• TASK PROMPT
Copy all lines below containing "evaporators".

⟨

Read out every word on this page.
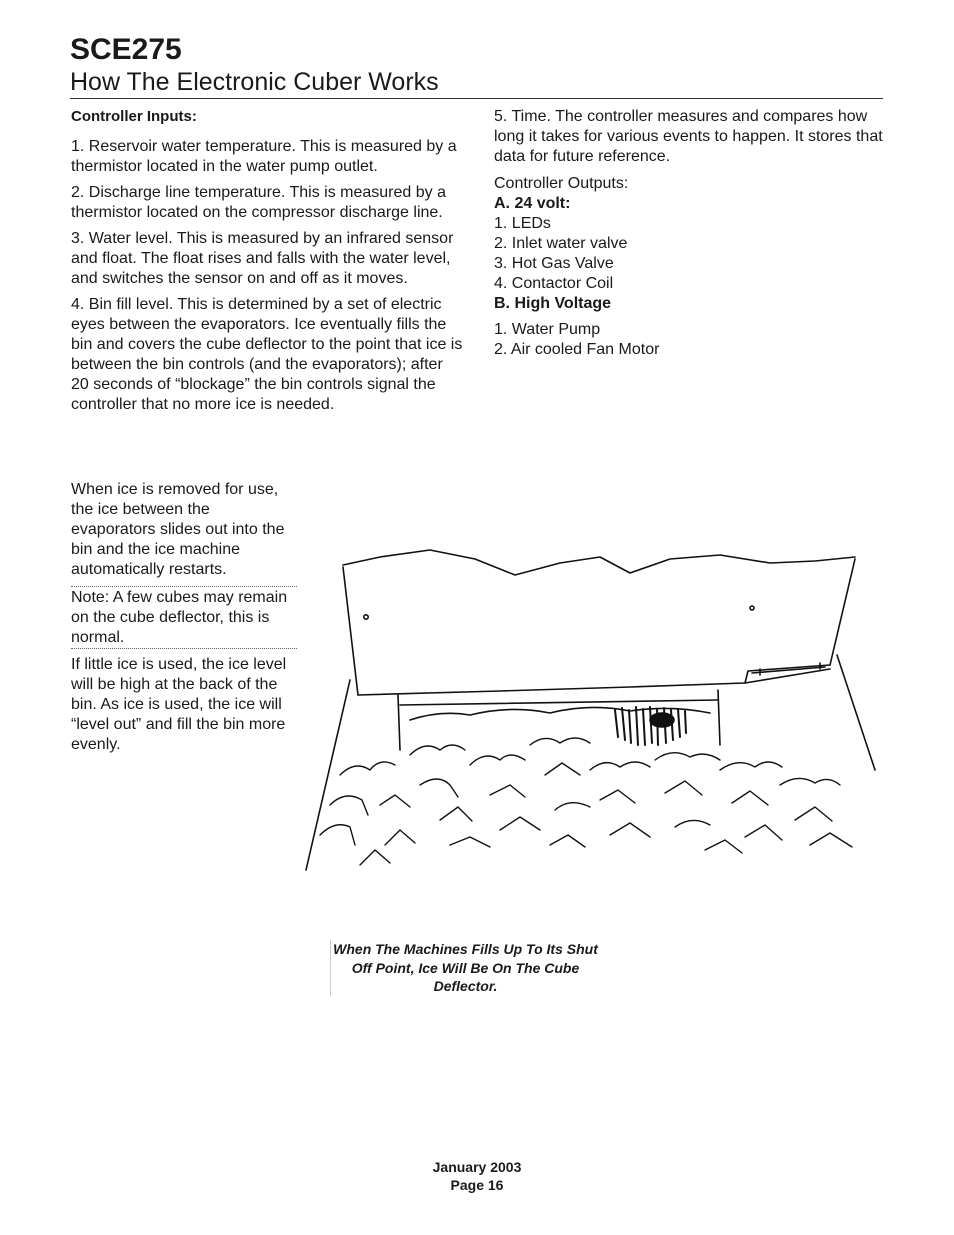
SCE275
How The Electronic Cuber Works

Controller Inputs:

1. Reservoir water temperature. This is measured by a thermistor located in the water pump outlet.

2. Discharge line temperature. This is measured by a thermistor located on the compressor discharge line.

3. Water level. This is measured by an infrared sensor and float. The float rises and falls with the water level, and switches the sensor on and off as it moves.

4. Bin fill level. This is determined by a set of electric eyes between the evaporators. Ice eventually fills the bin and covers the cube deflector to the point that ice is between the bin controls (and the evaporators); after 20 seconds of “blockage” the bin controls signal the controller that no more ice is needed.

When ice is removed for use, the ice between the evaporators slides out into the bin and the ice machine automatically restarts.

Note: A few cubes may remain on the cube deflector, this is normal.

If little ice is used, the ice level will be high at the back of the bin. As ice is used, the ice will “level out” and fill the bin more evenly.

5. Time. The controller measures and compares how long it takes for various events to happen. It stores that data for future reference.

Controller Outputs:

A. 24 volt:

1. LEDs

2. Inlet water valve

3. Hot Gas Valve

4. Contactor Coil

B. High Voltage

1. Water Pump

2. Air cooled Fan Motor

When The Machines Fills Up To Its Shut Off Point, Ice Will Be On The Cube Deflector.
January 2003
Page 16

⟩

• EXERCISE SOLUTION
4. Bin fill level. This is determined by a set of electric eyes between the evaporators. Ice eventually fills the bin and covers the cube deflector to the point that ice is between the bin controls (and the evaporators); after 20 seconds of “blockage” the bin controls signal the controller that no more ice is needed.
When ice is removed for use, the ice between the evaporators slides out into the bin and the ice machine automatically restarts.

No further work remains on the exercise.